-- start Given entries --
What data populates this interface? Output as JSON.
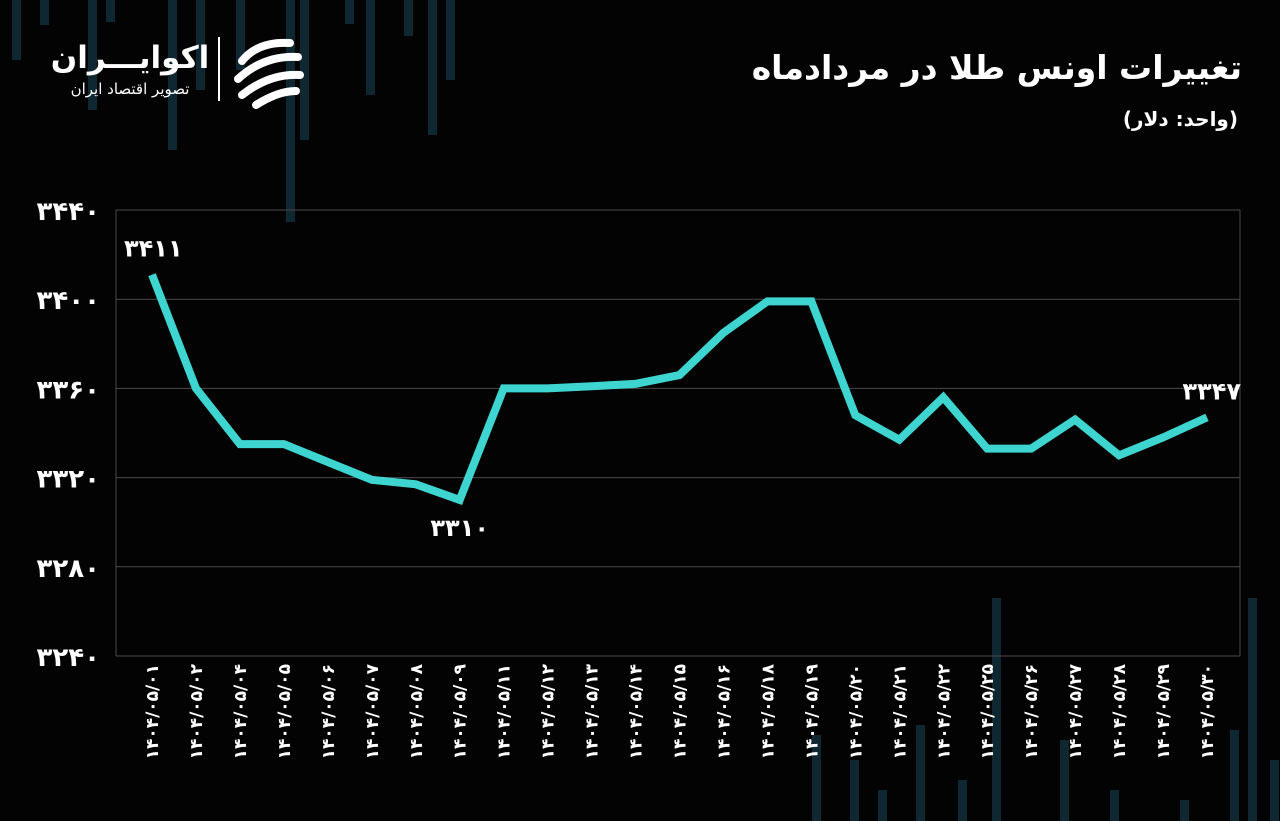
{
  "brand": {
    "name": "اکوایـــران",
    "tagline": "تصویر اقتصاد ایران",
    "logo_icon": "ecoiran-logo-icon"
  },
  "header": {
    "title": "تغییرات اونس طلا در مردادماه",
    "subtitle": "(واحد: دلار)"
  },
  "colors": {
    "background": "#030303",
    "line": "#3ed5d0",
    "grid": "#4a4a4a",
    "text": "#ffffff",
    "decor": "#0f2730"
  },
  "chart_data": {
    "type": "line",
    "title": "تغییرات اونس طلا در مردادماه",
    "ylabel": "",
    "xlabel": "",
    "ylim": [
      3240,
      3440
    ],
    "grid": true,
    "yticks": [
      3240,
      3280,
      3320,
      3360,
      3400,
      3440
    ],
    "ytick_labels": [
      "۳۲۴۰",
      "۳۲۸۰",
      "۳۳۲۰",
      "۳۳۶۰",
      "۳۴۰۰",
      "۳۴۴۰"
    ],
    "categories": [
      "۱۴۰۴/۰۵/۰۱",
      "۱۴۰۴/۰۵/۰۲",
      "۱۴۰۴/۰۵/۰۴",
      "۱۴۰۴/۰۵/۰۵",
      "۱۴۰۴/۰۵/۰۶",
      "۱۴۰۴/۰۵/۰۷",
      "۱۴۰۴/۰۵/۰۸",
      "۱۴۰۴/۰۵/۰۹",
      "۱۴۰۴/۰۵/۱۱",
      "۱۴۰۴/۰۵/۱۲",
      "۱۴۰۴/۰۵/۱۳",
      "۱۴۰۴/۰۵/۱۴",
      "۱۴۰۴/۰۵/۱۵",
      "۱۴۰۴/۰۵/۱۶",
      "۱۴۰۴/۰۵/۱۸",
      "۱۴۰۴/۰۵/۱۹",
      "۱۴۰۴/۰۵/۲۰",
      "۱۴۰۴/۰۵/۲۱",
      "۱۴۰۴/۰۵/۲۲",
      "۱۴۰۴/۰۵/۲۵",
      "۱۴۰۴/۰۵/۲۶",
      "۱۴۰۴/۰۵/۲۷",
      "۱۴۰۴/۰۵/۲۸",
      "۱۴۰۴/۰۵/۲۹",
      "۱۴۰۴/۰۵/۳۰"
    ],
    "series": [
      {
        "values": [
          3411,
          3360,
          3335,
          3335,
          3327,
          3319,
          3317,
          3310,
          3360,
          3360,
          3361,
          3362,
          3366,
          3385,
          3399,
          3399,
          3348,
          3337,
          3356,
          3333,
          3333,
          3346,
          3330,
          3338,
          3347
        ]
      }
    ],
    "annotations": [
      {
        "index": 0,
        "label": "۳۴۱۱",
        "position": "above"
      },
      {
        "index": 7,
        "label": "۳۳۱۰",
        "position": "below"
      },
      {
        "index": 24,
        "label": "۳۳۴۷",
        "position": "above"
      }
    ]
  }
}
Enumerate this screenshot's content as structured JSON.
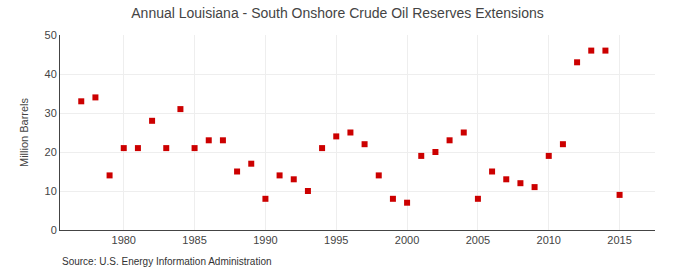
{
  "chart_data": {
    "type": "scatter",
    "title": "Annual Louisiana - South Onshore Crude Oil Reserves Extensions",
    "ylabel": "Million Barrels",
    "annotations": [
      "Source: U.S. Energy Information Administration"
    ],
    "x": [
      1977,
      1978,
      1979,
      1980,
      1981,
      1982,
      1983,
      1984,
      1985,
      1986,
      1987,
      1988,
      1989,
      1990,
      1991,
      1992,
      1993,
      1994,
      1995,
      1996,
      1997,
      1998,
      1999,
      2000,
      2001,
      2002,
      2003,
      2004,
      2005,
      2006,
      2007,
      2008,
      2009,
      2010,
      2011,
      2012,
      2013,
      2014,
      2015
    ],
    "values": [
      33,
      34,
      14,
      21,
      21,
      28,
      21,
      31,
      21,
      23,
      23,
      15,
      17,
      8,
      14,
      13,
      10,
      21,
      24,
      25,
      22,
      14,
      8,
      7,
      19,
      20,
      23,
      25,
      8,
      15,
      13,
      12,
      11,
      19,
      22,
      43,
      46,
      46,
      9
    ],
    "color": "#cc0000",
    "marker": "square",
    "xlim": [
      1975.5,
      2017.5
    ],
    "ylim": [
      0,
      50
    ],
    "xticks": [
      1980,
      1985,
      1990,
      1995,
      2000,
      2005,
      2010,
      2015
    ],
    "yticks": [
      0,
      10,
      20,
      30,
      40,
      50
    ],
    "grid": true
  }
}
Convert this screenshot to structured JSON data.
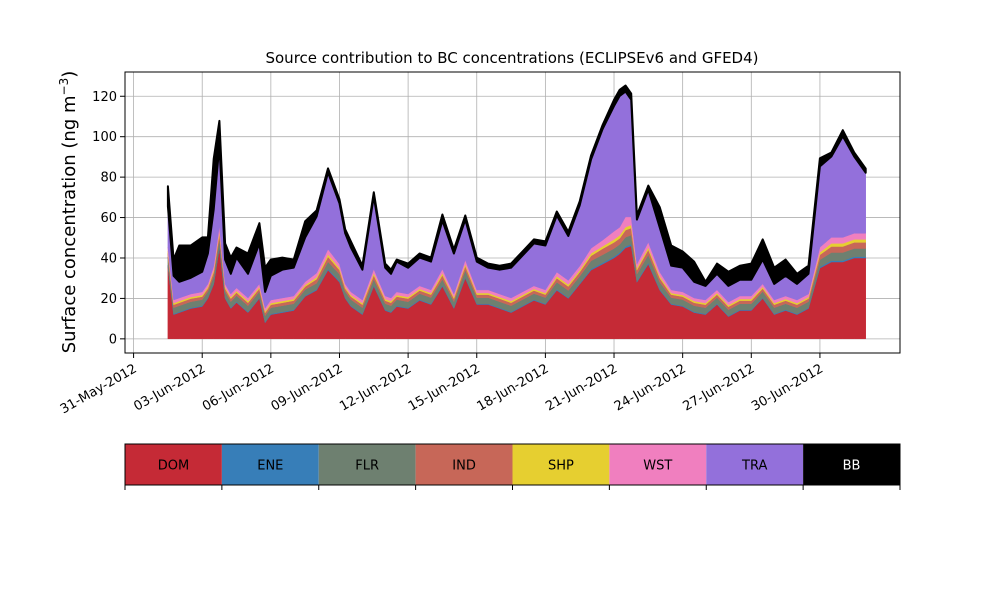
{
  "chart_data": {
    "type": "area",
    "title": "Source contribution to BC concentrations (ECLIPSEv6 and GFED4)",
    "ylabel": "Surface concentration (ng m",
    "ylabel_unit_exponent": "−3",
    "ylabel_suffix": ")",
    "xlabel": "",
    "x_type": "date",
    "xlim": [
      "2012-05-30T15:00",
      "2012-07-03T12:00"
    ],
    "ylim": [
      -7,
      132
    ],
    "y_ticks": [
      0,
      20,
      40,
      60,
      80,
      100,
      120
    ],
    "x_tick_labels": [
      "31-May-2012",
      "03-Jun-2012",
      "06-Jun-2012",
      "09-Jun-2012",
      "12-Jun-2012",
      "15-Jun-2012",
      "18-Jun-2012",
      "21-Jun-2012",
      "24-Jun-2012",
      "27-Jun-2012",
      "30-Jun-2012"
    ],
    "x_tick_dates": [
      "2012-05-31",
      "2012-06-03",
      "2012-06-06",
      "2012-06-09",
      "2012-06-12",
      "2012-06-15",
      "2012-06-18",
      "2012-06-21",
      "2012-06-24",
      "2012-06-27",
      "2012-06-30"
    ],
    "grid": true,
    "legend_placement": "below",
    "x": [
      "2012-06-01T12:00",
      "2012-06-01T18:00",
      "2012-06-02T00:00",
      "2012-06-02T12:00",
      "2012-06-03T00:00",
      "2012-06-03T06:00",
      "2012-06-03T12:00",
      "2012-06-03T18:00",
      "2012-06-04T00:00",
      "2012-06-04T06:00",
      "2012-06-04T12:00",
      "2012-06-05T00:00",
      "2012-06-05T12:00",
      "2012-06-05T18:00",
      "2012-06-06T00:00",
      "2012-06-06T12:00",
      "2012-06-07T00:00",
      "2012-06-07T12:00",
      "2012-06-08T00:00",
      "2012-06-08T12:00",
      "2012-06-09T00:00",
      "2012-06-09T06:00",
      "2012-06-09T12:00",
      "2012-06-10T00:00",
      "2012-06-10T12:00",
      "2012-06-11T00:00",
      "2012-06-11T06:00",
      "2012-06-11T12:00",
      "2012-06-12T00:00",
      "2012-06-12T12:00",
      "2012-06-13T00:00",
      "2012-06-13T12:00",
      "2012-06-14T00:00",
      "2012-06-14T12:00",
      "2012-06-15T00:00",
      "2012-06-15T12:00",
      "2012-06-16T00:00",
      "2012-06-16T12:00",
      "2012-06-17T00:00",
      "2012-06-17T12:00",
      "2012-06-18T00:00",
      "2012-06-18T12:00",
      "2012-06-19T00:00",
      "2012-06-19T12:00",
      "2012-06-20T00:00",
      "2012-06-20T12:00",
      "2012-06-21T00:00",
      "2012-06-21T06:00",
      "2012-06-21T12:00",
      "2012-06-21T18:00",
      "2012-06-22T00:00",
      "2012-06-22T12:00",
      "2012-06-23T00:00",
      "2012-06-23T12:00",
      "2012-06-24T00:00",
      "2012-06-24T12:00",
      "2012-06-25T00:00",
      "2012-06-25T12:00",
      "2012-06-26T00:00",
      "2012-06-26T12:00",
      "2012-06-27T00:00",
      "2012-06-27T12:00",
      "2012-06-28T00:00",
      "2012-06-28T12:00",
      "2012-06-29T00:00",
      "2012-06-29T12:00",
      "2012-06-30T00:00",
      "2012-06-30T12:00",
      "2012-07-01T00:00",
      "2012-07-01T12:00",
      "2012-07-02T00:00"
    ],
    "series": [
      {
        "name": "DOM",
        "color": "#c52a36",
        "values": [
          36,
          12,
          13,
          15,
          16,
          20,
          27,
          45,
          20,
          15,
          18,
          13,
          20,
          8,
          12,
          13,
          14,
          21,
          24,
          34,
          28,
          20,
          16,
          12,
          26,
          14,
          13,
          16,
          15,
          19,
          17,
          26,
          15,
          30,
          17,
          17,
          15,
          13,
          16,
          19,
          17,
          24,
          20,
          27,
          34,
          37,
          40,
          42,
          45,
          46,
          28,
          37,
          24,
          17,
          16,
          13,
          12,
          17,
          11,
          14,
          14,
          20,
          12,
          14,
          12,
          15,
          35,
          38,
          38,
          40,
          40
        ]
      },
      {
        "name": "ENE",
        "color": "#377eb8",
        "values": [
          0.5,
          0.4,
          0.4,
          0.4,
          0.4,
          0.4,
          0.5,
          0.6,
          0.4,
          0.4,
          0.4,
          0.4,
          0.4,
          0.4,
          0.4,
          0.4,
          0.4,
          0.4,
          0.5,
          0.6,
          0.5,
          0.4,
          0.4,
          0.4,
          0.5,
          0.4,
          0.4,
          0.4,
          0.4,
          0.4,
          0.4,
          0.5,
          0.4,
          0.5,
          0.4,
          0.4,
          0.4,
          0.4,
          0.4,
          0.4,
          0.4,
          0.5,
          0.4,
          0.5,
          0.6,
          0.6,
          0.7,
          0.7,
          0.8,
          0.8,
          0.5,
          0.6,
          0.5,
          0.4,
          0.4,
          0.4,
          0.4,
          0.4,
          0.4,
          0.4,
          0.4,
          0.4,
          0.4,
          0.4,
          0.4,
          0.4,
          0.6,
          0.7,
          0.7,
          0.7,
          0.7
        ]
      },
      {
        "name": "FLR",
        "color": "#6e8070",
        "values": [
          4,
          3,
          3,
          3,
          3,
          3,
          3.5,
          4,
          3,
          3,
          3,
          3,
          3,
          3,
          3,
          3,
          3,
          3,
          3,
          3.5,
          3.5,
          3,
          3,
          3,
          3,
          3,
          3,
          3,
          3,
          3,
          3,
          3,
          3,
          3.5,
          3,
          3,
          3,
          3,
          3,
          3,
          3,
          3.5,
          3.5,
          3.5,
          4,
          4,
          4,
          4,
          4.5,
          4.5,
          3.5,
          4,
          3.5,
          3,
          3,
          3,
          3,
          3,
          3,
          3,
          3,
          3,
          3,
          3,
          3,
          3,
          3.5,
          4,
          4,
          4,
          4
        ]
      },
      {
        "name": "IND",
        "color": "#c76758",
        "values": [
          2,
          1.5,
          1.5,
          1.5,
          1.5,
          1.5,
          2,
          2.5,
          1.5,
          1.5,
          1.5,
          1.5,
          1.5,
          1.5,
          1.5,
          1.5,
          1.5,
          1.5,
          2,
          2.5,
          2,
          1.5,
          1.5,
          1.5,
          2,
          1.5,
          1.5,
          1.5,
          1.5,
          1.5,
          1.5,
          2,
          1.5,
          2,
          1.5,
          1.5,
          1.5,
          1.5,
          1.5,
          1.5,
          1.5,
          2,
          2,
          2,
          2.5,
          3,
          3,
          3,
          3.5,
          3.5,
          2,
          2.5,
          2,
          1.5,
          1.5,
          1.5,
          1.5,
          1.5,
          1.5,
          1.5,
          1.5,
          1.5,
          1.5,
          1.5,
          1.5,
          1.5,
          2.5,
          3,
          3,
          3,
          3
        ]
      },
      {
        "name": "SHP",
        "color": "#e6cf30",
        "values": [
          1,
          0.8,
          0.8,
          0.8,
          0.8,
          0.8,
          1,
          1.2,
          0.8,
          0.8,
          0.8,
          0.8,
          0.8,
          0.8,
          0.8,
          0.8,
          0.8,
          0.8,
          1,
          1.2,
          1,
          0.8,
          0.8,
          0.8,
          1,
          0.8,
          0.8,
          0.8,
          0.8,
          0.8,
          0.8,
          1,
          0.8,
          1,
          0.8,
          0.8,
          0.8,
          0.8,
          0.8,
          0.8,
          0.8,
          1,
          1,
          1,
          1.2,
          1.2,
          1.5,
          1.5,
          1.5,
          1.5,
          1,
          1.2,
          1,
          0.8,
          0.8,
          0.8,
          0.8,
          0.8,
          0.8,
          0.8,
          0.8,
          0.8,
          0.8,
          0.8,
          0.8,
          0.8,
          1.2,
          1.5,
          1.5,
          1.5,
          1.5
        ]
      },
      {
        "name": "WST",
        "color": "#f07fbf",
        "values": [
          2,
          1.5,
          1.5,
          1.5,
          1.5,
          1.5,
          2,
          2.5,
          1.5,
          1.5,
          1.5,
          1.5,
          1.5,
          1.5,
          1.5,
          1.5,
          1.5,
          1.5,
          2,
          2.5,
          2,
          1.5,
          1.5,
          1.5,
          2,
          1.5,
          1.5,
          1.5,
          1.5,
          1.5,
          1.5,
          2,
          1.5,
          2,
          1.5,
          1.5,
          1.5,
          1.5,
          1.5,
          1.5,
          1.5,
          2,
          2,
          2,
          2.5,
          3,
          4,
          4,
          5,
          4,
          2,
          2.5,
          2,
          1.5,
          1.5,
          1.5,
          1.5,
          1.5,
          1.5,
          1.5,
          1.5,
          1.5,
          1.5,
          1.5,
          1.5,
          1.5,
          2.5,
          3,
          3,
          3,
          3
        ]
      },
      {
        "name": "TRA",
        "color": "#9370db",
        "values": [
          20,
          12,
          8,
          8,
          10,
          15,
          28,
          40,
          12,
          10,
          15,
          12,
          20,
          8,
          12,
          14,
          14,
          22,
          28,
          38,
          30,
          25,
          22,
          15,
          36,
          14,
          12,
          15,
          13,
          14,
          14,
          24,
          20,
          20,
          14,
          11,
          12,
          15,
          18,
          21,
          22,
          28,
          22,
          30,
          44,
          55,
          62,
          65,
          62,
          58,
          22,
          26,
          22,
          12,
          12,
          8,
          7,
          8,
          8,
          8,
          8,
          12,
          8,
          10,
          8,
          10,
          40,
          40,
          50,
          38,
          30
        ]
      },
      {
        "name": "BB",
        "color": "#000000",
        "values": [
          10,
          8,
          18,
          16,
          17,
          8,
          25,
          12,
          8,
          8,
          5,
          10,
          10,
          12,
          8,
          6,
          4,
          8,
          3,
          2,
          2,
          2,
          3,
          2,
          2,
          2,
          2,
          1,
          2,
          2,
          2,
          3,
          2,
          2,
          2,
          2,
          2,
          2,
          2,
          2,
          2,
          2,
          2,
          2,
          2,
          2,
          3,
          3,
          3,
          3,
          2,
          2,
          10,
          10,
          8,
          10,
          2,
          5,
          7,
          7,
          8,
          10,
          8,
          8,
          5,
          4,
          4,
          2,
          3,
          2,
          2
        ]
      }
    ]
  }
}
-- end Given entries --
Aim of the task
Looking at the entries above, how many lines contain the word "Source"? Answer with the number alone.

Expected answer
2